== Supplied material ==

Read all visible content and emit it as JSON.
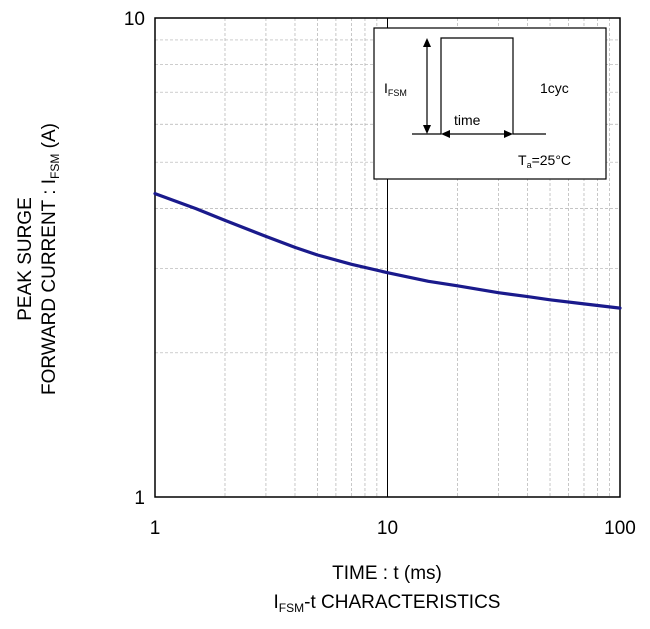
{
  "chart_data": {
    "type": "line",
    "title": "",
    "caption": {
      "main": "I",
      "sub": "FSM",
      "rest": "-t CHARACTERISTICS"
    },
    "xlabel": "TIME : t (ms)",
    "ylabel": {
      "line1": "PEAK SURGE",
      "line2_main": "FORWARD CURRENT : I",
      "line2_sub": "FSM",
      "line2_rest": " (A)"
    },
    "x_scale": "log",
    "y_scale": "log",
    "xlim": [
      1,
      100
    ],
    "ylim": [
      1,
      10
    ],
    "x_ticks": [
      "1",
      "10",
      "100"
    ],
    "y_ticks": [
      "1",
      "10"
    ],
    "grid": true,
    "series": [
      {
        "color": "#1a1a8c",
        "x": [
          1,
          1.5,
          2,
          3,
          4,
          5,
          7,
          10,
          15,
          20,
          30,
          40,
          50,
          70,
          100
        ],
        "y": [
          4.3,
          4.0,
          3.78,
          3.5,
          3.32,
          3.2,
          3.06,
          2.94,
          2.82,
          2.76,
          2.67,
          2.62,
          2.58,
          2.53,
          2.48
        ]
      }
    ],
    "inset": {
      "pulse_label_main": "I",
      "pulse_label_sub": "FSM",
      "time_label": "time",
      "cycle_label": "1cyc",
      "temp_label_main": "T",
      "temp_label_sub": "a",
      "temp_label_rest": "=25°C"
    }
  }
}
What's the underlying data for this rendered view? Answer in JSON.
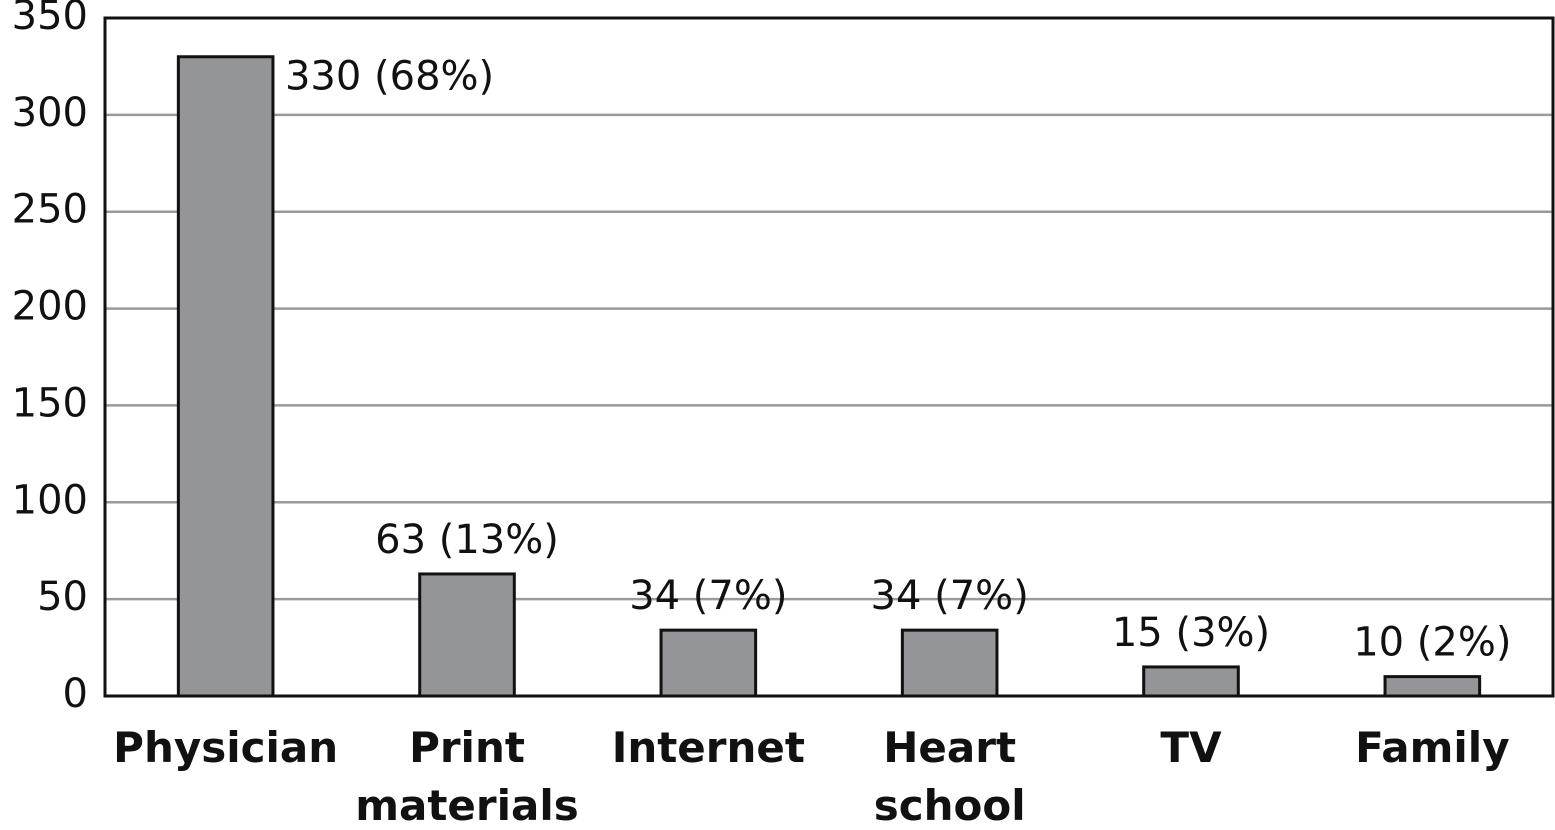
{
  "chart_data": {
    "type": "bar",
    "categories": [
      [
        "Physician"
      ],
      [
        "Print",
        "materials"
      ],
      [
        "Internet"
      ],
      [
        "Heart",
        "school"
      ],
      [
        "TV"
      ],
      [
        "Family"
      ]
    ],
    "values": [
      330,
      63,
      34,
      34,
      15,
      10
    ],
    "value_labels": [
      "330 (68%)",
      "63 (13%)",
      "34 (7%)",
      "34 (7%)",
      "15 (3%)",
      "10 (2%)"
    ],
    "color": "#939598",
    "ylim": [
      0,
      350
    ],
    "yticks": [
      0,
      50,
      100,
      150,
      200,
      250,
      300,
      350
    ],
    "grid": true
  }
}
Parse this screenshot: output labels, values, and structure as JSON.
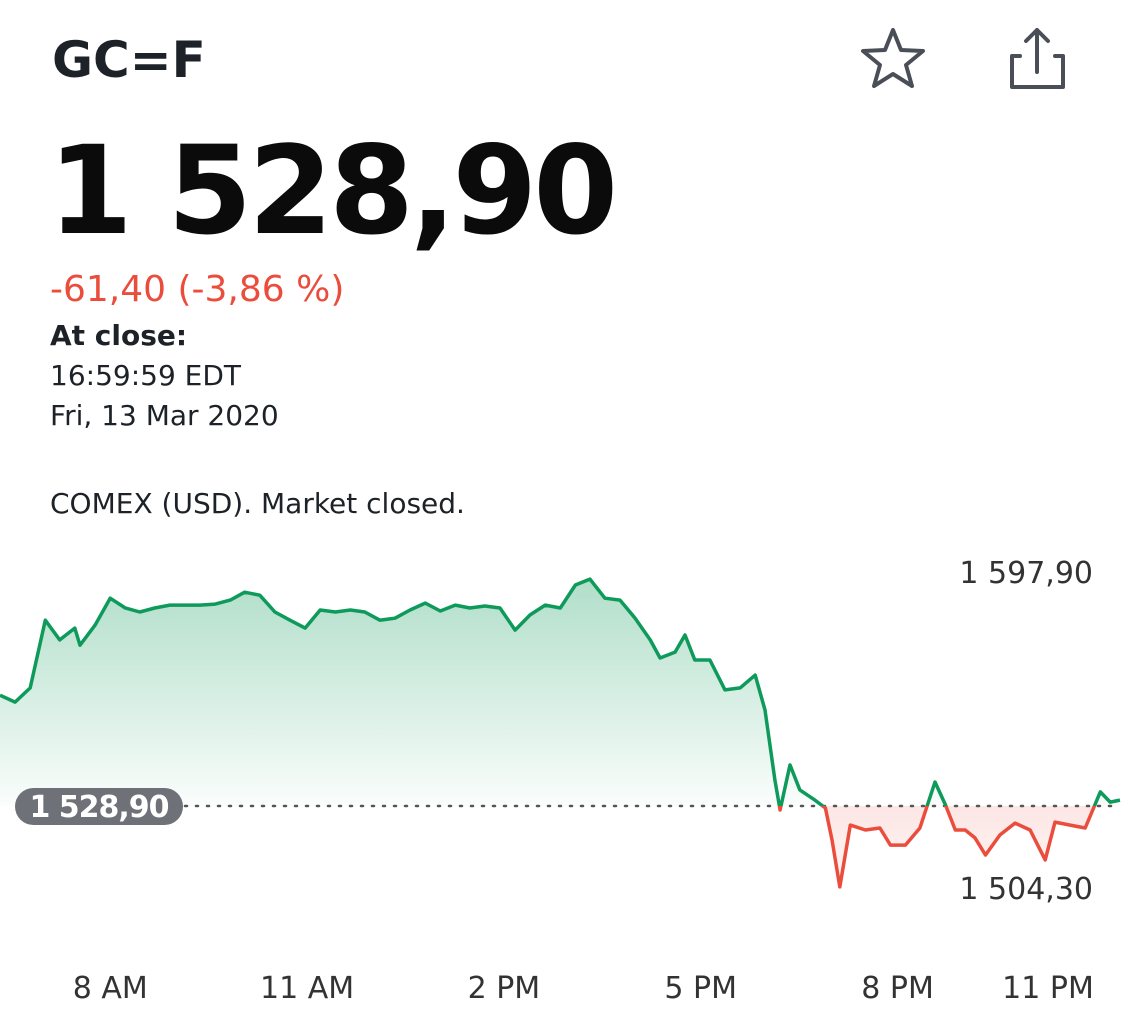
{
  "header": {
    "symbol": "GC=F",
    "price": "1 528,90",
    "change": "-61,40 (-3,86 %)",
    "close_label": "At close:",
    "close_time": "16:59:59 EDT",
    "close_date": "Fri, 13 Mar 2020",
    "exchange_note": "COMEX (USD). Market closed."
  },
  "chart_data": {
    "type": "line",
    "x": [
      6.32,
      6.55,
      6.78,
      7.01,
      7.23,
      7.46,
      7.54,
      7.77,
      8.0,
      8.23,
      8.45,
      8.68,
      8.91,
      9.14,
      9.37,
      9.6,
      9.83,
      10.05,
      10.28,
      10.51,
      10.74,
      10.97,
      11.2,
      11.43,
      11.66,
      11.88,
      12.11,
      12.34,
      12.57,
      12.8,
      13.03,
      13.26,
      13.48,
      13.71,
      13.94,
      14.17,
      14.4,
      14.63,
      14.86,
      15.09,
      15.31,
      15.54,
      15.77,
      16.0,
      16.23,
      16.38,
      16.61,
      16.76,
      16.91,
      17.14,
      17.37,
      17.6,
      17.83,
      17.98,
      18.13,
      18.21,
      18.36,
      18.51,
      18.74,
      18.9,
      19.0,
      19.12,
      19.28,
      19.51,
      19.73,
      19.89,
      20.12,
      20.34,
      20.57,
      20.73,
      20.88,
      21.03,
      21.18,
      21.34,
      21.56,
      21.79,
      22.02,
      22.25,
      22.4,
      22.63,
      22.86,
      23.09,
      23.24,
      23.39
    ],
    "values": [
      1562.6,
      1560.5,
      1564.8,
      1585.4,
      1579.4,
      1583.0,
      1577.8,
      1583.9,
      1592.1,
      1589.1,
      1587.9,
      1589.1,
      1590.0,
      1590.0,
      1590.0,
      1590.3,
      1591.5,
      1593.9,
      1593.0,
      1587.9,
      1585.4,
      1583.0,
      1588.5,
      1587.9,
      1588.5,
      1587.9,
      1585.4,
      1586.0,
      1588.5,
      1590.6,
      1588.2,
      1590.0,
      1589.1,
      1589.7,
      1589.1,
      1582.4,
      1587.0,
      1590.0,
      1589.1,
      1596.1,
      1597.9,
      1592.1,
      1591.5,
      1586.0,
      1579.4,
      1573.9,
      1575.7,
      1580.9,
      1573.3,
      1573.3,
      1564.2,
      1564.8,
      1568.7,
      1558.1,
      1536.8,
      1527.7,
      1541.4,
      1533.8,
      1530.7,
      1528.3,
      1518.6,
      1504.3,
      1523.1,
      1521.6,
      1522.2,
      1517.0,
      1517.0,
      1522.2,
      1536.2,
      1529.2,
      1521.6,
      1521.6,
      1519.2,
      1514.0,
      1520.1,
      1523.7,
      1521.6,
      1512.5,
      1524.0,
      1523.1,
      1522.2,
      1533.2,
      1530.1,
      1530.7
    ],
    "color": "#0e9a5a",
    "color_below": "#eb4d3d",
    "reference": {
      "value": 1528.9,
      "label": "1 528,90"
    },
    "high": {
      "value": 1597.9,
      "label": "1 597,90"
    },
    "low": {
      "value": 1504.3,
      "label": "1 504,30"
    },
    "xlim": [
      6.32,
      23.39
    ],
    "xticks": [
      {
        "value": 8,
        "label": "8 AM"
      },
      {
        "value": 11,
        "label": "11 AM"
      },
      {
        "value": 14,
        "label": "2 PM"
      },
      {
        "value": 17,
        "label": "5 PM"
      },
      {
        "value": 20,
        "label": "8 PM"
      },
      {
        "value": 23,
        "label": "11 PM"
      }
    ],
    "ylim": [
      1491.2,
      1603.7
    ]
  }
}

===

(Exercise):
Reproduce every entry exactly, but omit each picture.

(Written solution):
Read all visible content and emit it as JSON.
{
  "chart_data": {
    "type": "line",
    "title": "",
    "caption": {
      "main": "I",
      "sub": "FSM",
      "rest": "-t CHARACTERISTICS"
    },
    "xlabel": "TIME : t (ms)",
    "ylabel": {
      "line1": "PEAK SURGE",
      "line2_main": "FORWARD CURRENT : I",
      "line2_sub": "FSM",
      "line2_rest": " (A)"
    },
    "x_scale": "log",
    "y_scale": "log",
    "xlim": [
      1,
      100
    ],
    "ylim": [
      1,
      10
    ],
    "x_ticks": [
      "1",
      "10",
      "100"
    ],
    "y_ticks": [
      "1",
      "10"
    ],
    "grid": true,
    "series": [
      {
        "color": "#1a1a8c",
        "x": [
          1,
          1.5,
          2,
          3,
          4,
          5,
          7,
          10,
          15,
          20,
          30,
          40,
          50,
          70,
          100
        ],
        "y": [
          4.3,
          4.0,
          3.78,
          3.5,
          3.32,
          3.2,
          3.06,
          2.94,
          2.82,
          2.76,
          2.67,
          2.62,
          2.58,
          2.53,
          2.48
        ]
      }
    ],
    "inset": {
      "pulse_label_main": "I",
      "pulse_label_sub": "FSM",
      "time_label": "time",
      "cycle_label": "1cyc",
      "temp_label_main": "T",
      "temp_label_sub": "a",
      "temp_label_rest": "=25°C"
    }
  }
}
What's the underlying data for this rendered view? Answer in JSON.
{
  "chart_data": {
    "type": "bar",
    "categories": [
      [
        "Physician"
      ],
      [
        "Print",
        "materials"
      ],
      [
        "Internet"
      ],
      [
        "Heart",
        "school"
      ],
      [
        "TV"
      ],
      [
        "Family"
      ]
    ],
    "values": [
      330,
      63,
      34,
      34,
      15,
      10
    ],
    "value_labels": [
      "330 (68%)",
      "63 (13%)",
      "34 (7%)",
      "34 (7%)",
      "15 (3%)",
      "10 (2%)"
    ],
    "color": "#939598",
    "ylim": [
      0,
      350
    ],
    "yticks": [
      0,
      50,
      100,
      150,
      200,
      250,
      300,
      350
    ],
    "grid": true
  }
}
Parse this screenshot: output labels, values, and structure as JSON.
{
  "header": {
    "symbol": "GC=F",
    "price": "1 528,90",
    "change": "-61,40 (-3,86 %)",
    "close_label": "At close:",
    "close_time": "16:59:59 EDT",
    "close_date": "Fri, 13 Mar 2020",
    "exchange_note": "COMEX (USD). Market closed."
  },
  "chart_data": {
    "type": "line",
    "x": [
      6.32,
      6.55,
      6.78,
      7.01,
      7.23,
      7.46,
      7.54,
      7.77,
      8.0,
      8.23,
      8.45,
      8.68,
      8.91,
      9.14,
      9.37,
      9.6,
      9.83,
      10.05,
      10.28,
      10.51,
      10.74,
      10.97,
      11.2,
      11.43,
      11.66,
      11.88,
      12.11,
      12.34,
      12.57,
      12.8,
      13.03,
      13.26,
      13.48,
      13.71,
      13.94,
      14.17,
      14.4,
      14.63,
      14.86,
      15.09,
      15.31,
      15.54,
      15.77,
      16.0,
      16.23,
      16.38,
      16.61,
      16.76,
      16.91,
      17.14,
      17.37,
      17.6,
      17.83,
      17.98,
      18.13,
      18.21,
      18.36,
      18.51,
      18.74,
      18.9,
      19.0,
      19.12,
      19.28,
      19.51,
      19.73,
      19.89,
      20.12,
      20.34,
      20.57,
      20.73,
      20.88,
      21.03,
      21.18,
      21.34,
      21.56,
      21.79,
      22.02,
      22.25,
      22.4,
      22.63,
      22.86,
      23.09,
      23.24,
      23.39
    ],
    "values": [
      1562.6,
      1560.5,
      1564.8,
      1585.4,
      1579.4,
      1583.0,
      1577.8,
      1583.9,
      1592.1,
      1589.1,
      1587.9,
      1589.1,
      1590.0,
      1590.0,
      1590.0,
      1590.3,
      1591.5,
      1593.9,
      1593.0,
      1587.9,
      1585.4,
      1583.0,
      1588.5,
      1587.9,
      1588.5,
      1587.9,
      1585.4,
      1586.0,
      1588.5,
      1590.6,
      1588.2,
      1590.0,
      1589.1,
      1589.7,
      1589.1,
      1582.4,
      1587.0,
      1590.0,
      1589.1,
      1596.1,
      1597.9,
      1592.1,
      1591.5,
      1586.0,
      1579.4,
      1573.9,
      1575.7,
      1580.9,
      1573.3,
      1573.3,
      1564.2,
      1564.8,
      1568.7,
      1558.1,
      1536.8,
      1527.7,
      1541.4,
      1533.8,
      1530.7,
      1528.3,
      1518.6,
      1504.3,
      1523.1,
      1521.6,
      1522.2,
      1517.0,
      1517.0,
      1522.2,
      1536.2,
      1529.2,
      1521.6,
      1521.6,
      1519.2,
      1514.0,
      1520.1,
      1523.7,
      1521.6,
      1512.5,
      1524.0,
      1523.1,
      1522.2,
      1533.2,
      1530.1,
      1530.7
    ],
    "color": "#0e9a5a",
    "color_below": "#eb4d3d",
    "reference": {
      "value": 1528.9,
      "label": "1 528,90"
    },
    "high": {
      "value": 1597.9,
      "label": "1 597,90"
    },
    "low": {
      "value": 1504.3,
      "label": "1 504,30"
    },
    "xlim": [
      6.32,
      23.39
    ],
    "xticks": [
      {
        "value": 8,
        "label": "8 AM"
      },
      {
        "value": 11,
        "label": "11 AM"
      },
      {
        "value": 14,
        "label": "2 PM"
      },
      {
        "value": 17,
        "label": "5 PM"
      },
      {
        "value": 20,
        "label": "8 PM"
      },
      {
        "value": 23,
        "label": "11 PM"
      }
    ],
    "ylim": [
      1491.2,
      1603.7
    ]
  }
}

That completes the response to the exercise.